** BEGIN PASSAGE TO READ **
• Apple uses anticompetitive tactics to lock in consumers and developers, government says.
  • Apple will even sacrifice quality to thwart innovation and competition, according to the suit.
  • Three private antitrust class actions immediately follow in California and New Jersey.
  • Suits follows $1.95 million fine against Apple by the European Commission.

Apple Inc. has used its dominant position, restrictive contracts, and even delay new product features, combined with a strategy of getting people “locked in” and “hooked on the ecosystem,” to monopolize the smartphone market. The company's enormous profits come at the expense of consumers, developers, competition, and innovation.

That is the theme of an 88-page complaint filed in U.S. District Court for New Jersey by the Antitrust Division of the Department of Justice and the attorneys general of Arizona, California, the District of Columbia, Connecticut, Maine, Michigan, Minnesota, New Hampshire, New Jersey, New York, North Dakota, Oklahoma, Oregon, Tennessee, Vermont, and Wisconsin (U.S., et al. v. Apple Inc., No. 2:24-cv-04055, D. N.J.).

The complaint seeks relief for Apple's alleged monopolization or attempted monopolization of the U.S. “Performance Smartphone Market” and “Smartphone Market” in Violation of Section 2 of the Sherman Act. It also cites violations of the New Jersey Antitrust Act (Monopoly Maintenance) and Wisconsin State Law.
“This case is about freeing smartphone markets from Apple's anticompetitive and exclusionary conduct and restoring competition to lower smartphone prices for consumers, reducing fees for developers, and preserving innovation for the future,” the government attorneys write.

Shapeshifting Rules and Restrictions

Factual allegations and assertions cut across Apple's business lines and models. In the case of the App Store, the complaint says, “Rather than respond to competitive threats by offering lower smartphone prices to consumers or better monetization for developers,” the company imposes a series of “shapeshifting rules and restrictions in its App Store guidelines and developer agreements that would allow Apple to extract higher fees, thwart innovation, offer a less secure or degraded user experience, and throttle competitive alternatives.”

The company forces developers to use its payment system to lock in both developers and users on its platform, then demands up to 30 percent of the price of an app created by a third party and charges a fee for every “tap-to-pay” transaction. In other words, the company imposes its “own form of an interchange fee on banks and a significant new cost for using credit cards.”

This is Apple's “playbook,” the complaint asserts, one it has deployed across many technologies, products, and services, including “super apps,” text messaging, smartwatches, digital wallets, and others.

The wildly popular and ubiquitous iPhone is far more than a mere phone, and its high price and profit margins are a huge part of the company's success. Fearing the disintermediation of its iPhone platform, Apple works to lock in users and developers, but the impact goes further. “Critically, Apple's anticompetitive conduct not only limits competition in the smartphone market, but also reverberates through the industries that are affected by these restrictions, including financial services, fitness, gaming, social media, news media, entertainment, and more.”

Delaying, Degrading, and Blocking Technology

Perhaps the most damning allegation is that Apple will even sacrifice innovative improvements to the iPhone and smartphones in general. “It does this by delaying, degrading, or outright blocking technologies that would increase competition in the smartphone markets by decreasing barriers to switching to another smartphone …. Apple suppresses such innovation through a web of contractual restrictions that it selectively enforces through its control of app distribution and its ‘app review' process.”
** END PASSAGE TO READ **
** BEGIN TASK INPUTS **
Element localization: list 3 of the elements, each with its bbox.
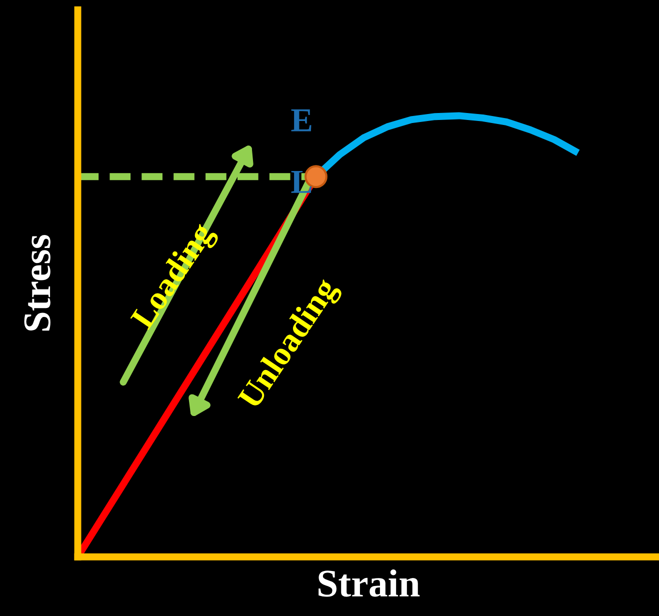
annotation: E — [291, 109, 312, 132]
x-axis-title: Strain — [318, 569, 420, 597]
y-axis-title: Stress — [24, 234, 50, 331]
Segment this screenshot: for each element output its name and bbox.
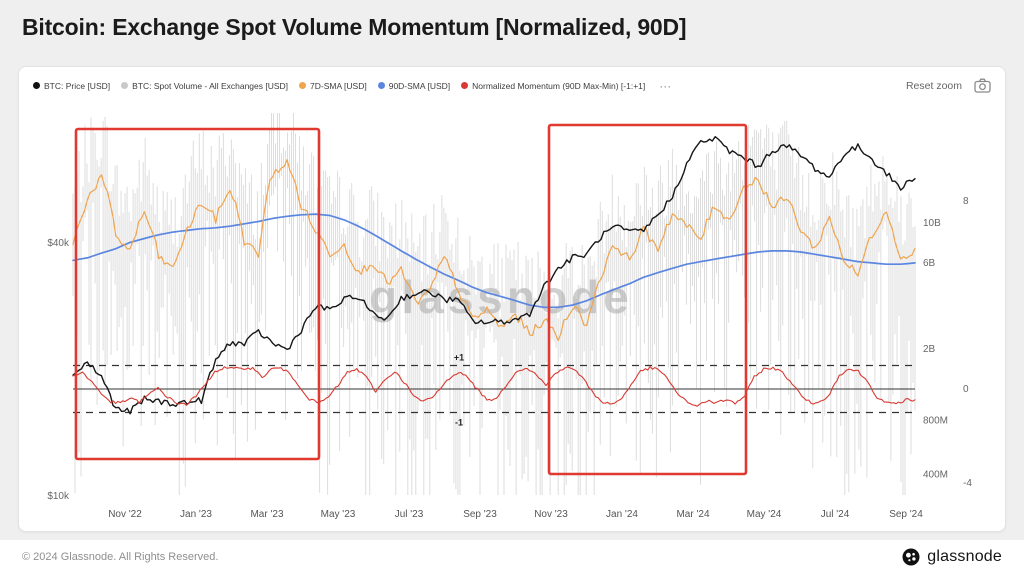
svg-text:Jul '23: Jul '23: [395, 509, 424, 520]
svg-text:Nov '22: Nov '22: [108, 509, 142, 520]
svg-text:10B: 10B: [923, 218, 941, 229]
svg-text:+1: +1: [454, 353, 464, 363]
svg-text:6B: 6B: [923, 258, 936, 269]
legend-dot-icon: [121, 82, 129, 89]
glassnode-logo: glassnode: [902, 548, 1002, 566]
reset-zoom-button[interactable]: Reset zoom: [905, 79, 962, 92]
legend-label: 7D-SMA [USD]: [310, 80, 367, 91]
svg-text:glassnode: glassnode: [369, 271, 633, 323]
svg-text:Jan '23: Jan '23: [180, 509, 212, 520]
brand-wordmark: glassnode: [927, 548, 1002, 565]
svg-text:Mar '24: Mar '24: [676, 509, 709, 520]
svg-text:800M: 800M: [923, 415, 948, 426]
svg-text:Jul '24: Jul '24: [821, 509, 850, 520]
camera-icon[interactable]: [974, 78, 991, 93]
svg-text:May '23: May '23: [321, 509, 356, 520]
legend-label: BTC: Price [USD]: [44, 80, 111, 91]
svg-text:0: 0: [963, 384, 969, 395]
legend-label: BTC: Spot Volume - All Exchanges [USD]: [132, 80, 289, 91]
chart-canvas[interactable]: glassnode +1 -1 $40k $10k 10B 6B 2B 800M 400M 8 0 -4…: [31, 101, 991, 525]
legend-dot-icon: [33, 82, 40, 89]
legend-more-button[interactable]: ···: [659, 78, 672, 93]
svg-text:8: 8: [963, 196, 969, 207]
svg-text:$40k: $40k: [47, 238, 70, 249]
chart-card: BTC: Price [USD] BTC: Spot Volume - All …: [18, 66, 1006, 532]
svg-text:-1: -1: [455, 418, 463, 428]
copyright-text: © 2024 Glassnode. All Rights Reserved.: [22, 551, 219, 563]
legend-item-btc-price[interactable]: BTC: Price [USD]: [33, 81, 110, 91]
legend-label: Normalized Momentum (90D Max-Min) [-1:+1…: [472, 80, 646, 91]
glassnode-logo-icon: [902, 548, 920, 566]
footer: © 2024 Glassnode. All Rights Reserved. g…: [0, 540, 1024, 574]
legend-label: 90D-SMA [USD]: [388, 80, 451, 91]
svg-text:$10k: $10k: [47, 491, 70, 502]
svg-text:May '24: May '24: [747, 509, 782, 520]
chart-controls: Reset zoom: [906, 78, 991, 93]
svg-text:400M: 400M: [923, 470, 948, 481]
svg-text:Jan '24: Jan '24: [606, 509, 638, 520]
chart-legend: BTC: Price [USD] BTC: Spot Volume - All …: [33, 78, 672, 93]
legend-dot-icon: [461, 82, 469, 89]
svg-text:Nov '23: Nov '23: [534, 509, 568, 520]
legend-dot-icon: [299, 82, 307, 89]
legend-item-normalized-momentum[interactable]: Normalized Momentum (90D Max-Min) [-1:+1…: [461, 81, 645, 91]
page-title: Bitcoin: Exchange Spot Volume Momentum […: [22, 14, 687, 40]
svg-text:Sep '23: Sep '23: [463, 509, 497, 520]
chart-toolbar: BTC: Price [USD] BTC: Spot Volume - All …: [19, 67, 1005, 95]
svg-text:2B: 2B: [923, 344, 936, 355]
legend-item-90d-sma[interactable]: 90D-SMA [USD]: [377, 80, 451, 91]
chart-area: glassnode +1 -1 $40k $10k 10B 6B 2B 800M 400M 8 0 -4…: [31, 101, 991, 530]
svg-text:Mar '23: Mar '23: [250, 509, 283, 520]
svg-text:-4: -4: [963, 478, 972, 489]
legend-dot-icon: [377, 82, 385, 89]
legend-item-7d-sma[interactable]: 7D-SMA [USD]: [299, 81, 367, 91]
svg-text:Sep '24: Sep '24: [889, 509, 923, 520]
legend-item-spot-volume[interactable]: BTC: Spot Volume - All Exchanges [USD]: [121, 81, 288, 91]
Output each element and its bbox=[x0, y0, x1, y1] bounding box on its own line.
** END TASK INPUTS **
== GIVEN TASK A ==
In the article on the Apple antitrust suit, write out the part that begins at the words "The complaint seeks" and stops after "government attorneys write.", substituting "lawsuit" for "complaint".
== GIVEN TASK B ==
Repeat the entries from their first line through the line that has "Segment this screenshot: for", leaving out the pictures.

== CORRECT ANSWER A ==
The lawsuit seeks relief for Apple's alleged monopolization or attempted monopolization of the U.S. “Performance Smartphone Market” and “Smartphone Market” in Violation of Section 2 of the Sherman Act. It also cites violations of the New Jersey Antitrust Act (Monopoly Maintenance) and Wisconsin State Law.
“This case is about freeing smartphone markets from Apple's anticompetitive and exclusionary conduct and restoring competition to lower smartphone prices for consumers, reducing fees for developers, and preserving innovation for the future,” the government attorneys write.

== CORRECT ANSWER B ==
Element localization: list 3 of the elements, each with its bbox.
annotation: E — [291, 109, 312, 132]
x-axis-title: Strain — [318, 569, 420, 597]
y-axis-title: Stress — [24, 234, 50, 331]
Segment this screenshot: for each element output its name and bbox.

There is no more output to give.